**Written task:** Reproduce every line of the listing below word for word.

Collected data entries

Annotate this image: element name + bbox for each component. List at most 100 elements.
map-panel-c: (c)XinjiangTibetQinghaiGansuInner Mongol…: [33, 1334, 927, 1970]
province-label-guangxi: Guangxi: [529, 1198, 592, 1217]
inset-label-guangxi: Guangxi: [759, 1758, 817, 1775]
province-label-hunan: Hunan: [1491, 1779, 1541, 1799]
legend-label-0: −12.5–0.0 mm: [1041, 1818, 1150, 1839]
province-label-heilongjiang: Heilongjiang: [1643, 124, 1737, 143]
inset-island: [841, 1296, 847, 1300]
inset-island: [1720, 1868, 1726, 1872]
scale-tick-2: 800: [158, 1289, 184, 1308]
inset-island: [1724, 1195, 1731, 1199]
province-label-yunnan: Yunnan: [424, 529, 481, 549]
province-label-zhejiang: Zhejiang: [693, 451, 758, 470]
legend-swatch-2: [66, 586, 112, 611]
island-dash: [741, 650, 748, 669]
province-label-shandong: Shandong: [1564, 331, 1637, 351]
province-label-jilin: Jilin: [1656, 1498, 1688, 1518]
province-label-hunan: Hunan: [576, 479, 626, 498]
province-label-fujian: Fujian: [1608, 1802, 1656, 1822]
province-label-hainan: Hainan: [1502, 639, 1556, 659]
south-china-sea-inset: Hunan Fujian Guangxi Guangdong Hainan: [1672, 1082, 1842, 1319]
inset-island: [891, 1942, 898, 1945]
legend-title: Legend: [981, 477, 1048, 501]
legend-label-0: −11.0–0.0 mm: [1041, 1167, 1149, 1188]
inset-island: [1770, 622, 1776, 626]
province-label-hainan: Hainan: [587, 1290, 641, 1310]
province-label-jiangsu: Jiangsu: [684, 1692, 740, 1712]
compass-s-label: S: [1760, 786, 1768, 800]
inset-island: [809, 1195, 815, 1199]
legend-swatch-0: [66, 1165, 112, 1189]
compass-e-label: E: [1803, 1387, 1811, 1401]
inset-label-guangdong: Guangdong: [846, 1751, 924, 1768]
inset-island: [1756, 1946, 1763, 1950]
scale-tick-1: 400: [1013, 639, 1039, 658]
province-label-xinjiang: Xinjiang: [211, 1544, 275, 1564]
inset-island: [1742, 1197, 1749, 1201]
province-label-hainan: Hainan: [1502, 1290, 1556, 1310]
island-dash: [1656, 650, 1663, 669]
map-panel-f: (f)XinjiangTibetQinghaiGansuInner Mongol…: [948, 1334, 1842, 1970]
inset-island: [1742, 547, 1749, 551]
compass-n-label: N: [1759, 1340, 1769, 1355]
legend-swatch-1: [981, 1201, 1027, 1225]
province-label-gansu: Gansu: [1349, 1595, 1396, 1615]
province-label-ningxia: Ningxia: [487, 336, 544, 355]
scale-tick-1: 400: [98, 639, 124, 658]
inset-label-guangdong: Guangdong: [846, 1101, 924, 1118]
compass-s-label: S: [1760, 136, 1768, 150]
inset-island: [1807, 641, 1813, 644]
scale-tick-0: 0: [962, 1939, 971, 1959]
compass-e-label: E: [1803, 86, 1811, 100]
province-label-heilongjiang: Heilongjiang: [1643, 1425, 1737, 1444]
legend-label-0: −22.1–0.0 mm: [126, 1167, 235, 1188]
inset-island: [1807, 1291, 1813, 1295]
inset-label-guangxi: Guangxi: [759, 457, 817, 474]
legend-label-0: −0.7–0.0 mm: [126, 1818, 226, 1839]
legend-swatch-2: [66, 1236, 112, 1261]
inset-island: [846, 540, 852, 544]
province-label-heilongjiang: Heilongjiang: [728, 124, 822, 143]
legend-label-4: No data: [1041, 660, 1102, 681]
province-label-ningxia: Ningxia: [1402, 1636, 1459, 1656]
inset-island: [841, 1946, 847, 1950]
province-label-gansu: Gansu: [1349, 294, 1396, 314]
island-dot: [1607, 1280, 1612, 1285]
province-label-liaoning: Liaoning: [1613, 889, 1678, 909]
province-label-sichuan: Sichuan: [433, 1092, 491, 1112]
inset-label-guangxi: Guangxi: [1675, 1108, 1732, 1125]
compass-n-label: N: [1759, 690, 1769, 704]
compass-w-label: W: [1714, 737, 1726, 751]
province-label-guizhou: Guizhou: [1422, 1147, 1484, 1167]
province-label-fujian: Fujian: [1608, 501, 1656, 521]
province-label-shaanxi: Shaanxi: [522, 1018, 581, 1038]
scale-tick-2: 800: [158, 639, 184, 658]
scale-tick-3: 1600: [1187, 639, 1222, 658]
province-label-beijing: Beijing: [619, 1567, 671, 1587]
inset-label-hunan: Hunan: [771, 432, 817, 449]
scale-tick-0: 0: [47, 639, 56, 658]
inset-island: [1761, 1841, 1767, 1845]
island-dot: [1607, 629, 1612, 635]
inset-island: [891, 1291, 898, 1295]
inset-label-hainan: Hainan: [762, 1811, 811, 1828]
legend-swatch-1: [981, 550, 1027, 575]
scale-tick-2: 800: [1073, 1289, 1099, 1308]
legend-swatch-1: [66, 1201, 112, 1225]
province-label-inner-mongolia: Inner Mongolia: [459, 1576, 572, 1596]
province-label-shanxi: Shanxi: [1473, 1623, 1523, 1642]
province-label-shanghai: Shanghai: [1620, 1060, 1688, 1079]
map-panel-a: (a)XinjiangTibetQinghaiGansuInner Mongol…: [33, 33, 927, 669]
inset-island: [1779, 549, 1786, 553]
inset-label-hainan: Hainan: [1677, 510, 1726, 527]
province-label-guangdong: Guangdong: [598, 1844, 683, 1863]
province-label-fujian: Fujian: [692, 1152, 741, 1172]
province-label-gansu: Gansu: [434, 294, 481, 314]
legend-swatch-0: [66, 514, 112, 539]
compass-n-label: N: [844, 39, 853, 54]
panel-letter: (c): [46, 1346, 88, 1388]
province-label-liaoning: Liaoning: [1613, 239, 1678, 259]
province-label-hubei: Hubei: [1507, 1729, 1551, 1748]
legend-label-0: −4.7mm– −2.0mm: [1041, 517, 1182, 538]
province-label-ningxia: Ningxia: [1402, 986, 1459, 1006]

**Answer to the problem:**
Annotate this image: element name + bbox for each component. List at most 100 elements.
map-panel-c: (c)XinjiangTibetQinghaiGansuInner Mongol…: [33, 1334, 927, 1970]
province-label-guangxi: Guangxi: [529, 1198, 592, 1217]
inset-label-guangxi: Guangxi: [759, 1758, 817, 1775]
province-label-hunan: Hunan: [1491, 1779, 1541, 1799]
legend-label-0: −12.5–0.0 mm: [1041, 1818, 1150, 1839]
province-label-heilongjiang: Heilongjiang: [1643, 124, 1737, 143]
inset-island: [841, 1296, 847, 1300]
inset-island: [1720, 1868, 1726, 1872]
scale-tick-2: 800: [158, 1289, 184, 1308]
inset-island: [1724, 1195, 1731, 1199]
province-label-yunnan: Yunnan: [424, 529, 481, 549]
province-label-zhejiang: Zhejiang: [693, 451, 758, 470]
legend-swatch-2: [66, 586, 112, 611]
island-dash: [741, 650, 748, 669]
province-label-shandong: Shandong: [1564, 331, 1637, 351]
province-label-jilin: Jilin: [1656, 1498, 1688, 1518]
province-label-hunan: Hunan: [576, 479, 626, 498]
province-label-fujian: Fujian: [1608, 1802, 1656, 1822]
province-label-hainan: Hainan: [1502, 639, 1556, 659]
south-china-sea-inset: Hunan Fujian Guangxi Guangdong Hainan: [1672, 1082, 1842, 1319]
inset-island: [891, 1942, 898, 1945]
legend-title: Legend: [981, 477, 1048, 501]
legend-label-0: −11.0–0.0 mm: [1041, 1167, 1149, 1188]
inset-island: [1770, 622, 1776, 626]
province-label-hainan: Hainan: [587, 1290, 641, 1310]
province-label-jiangsu: Jiangsu: [684, 1692, 740, 1712]
compass-s-label: S: [1760, 786, 1768, 800]
inset-island: [809, 1195, 815, 1199]
legend-swatch-0: [66, 1165, 112, 1189]
compass-e-label: E: [1803, 1387, 1811, 1401]
inset-label-guangdong: Guangdong: [846, 1751, 924, 1768]
inset-island: [1756, 1946, 1763, 1950]
scale-tick-1: 400: [1013, 639, 1039, 658]
province-label-xinjiang: Xinjiang: [211, 1544, 275, 1564]
inset-island: [1742, 1197, 1749, 1201]
province-label-hainan: Hainan: [1502, 1290, 1556, 1310]
island-dash: [1656, 650, 1663, 669]
map-panel-f: (f)XinjiangTibetQinghaiGansuInner Mongol…: [948, 1334, 1842, 1970]
inset-island: [1742, 547, 1749, 551]
compass-n-label: N: [1759, 1340, 1769, 1355]
legend-swatch-1: [981, 1201, 1027, 1225]
province-label-gansu: Gansu: [1349, 1595, 1396, 1615]
province-label-ningxia: Ningxia: [487, 336, 544, 355]
scale-tick-1: 400: [98, 639, 124, 658]
inset-label-guangdong: Guangdong: [846, 1101, 924, 1118]
compass-s-label: S: [1760, 136, 1768, 150]
inset-island: [1807, 641, 1813, 644]
scale-tick-0: 0: [962, 1939, 971, 1959]
compass-e-label: E: [1803, 86, 1811, 100]
province-label-heilongjiang: Heilongjiang: [1643, 1425, 1737, 1444]
legend-label-0: −22.1–0.0 mm: [126, 1167, 235, 1188]
inset-island: [1807, 1291, 1813, 1295]
inset-label-guangxi: Guangxi: [759, 457, 817, 474]
legend-label-0: −0.7–0.0 mm: [126, 1818, 226, 1839]
legend-swatch-2: [66, 1236, 112, 1261]
inset-island: [846, 540, 852, 544]
province-label-heilongjiang: Heilongjiang: [728, 124, 822, 143]
legend-label-4: No data: [1041, 660, 1102, 681]
province-label-ningxia: Ningxia: [1402, 1636, 1459, 1656]
inset-island: [841, 1946, 847, 1950]
province-label-gansu: Gansu: [1349, 294, 1396, 314]
island-dot: [1607, 1280, 1612, 1285]
province-label-liaoning: Liaoning: [1613, 889, 1678, 909]
province-label-sichuan: Sichuan: [433, 1092, 491, 1112]
inset-label-guangxi: Guangxi: [1675, 1108, 1732, 1125]
compass-n-label: N: [1759, 690, 1769, 704]
compass-w-label: W: [1714, 737, 1726, 751]
province-label-guizhou: Guizhou: [1422, 1147, 1484, 1167]
province-label-fujian: Fujian: [1608, 501, 1656, 521]
province-label-shaanxi: Shaanxi: [522, 1018, 581, 1038]
scale-tick-2: 800: [158, 639, 184, 658]
scale-tick-3: 1600: [1187, 639, 1222, 658]
province-label-beijing: Beijing: [619, 1567, 671, 1587]
inset-label-hunan: Hunan: [771, 432, 817, 449]
scale-tick-0: 0: [47, 639, 56, 658]
inset-island: [1761, 1841, 1767, 1845]
island-dot: [1607, 629, 1612, 635]
inset-island: [891, 1291, 898, 1295]
inset-label-hainan: Hainan: [762, 1811, 811, 1828]
legend-swatch-1: [981, 550, 1027, 575]
scale-tick-2: 800: [1073, 1289, 1099, 1308]
legend-swatch-1: [66, 1201, 112, 1225]
province-label-inner-mongolia: Inner Mongolia: [459, 1576, 572, 1596]
province-label-shanxi: Shanxi: [1473, 1623, 1523, 1642]
province-label-shanghai: Shanghai: [1620, 1060, 1688, 1079]
map-panel-a: (a)XinjiangTibetQinghaiGansuInner Mongol…: [33, 33, 927, 669]
inset-island: [1779, 549, 1786, 553]
inset-label-hainan: Hainan: [1677, 510, 1726, 527]
province-label-guangdong: Guangdong: [598, 1844, 683, 1863]
province-label-fujian: Fujian: [692, 1152, 741, 1172]
province-label-gansu: Gansu: [434, 294, 481, 314]
legend-swatch-0: [66, 514, 112, 539]
compass-n-label: N: [844, 39, 853, 54]
panel-letter: (c): [46, 1346, 88, 1388]
province-label-liaoning: Liaoning: [1613, 239, 1678, 259]
province-label-hubei: Hubei: [1507, 1729, 1551, 1748]
legend-label-0: −4.7mm– −2.0mm: [1041, 517, 1182, 538]
province-label-ningxia: Ningxia: [1402, 986, 1459, 1006]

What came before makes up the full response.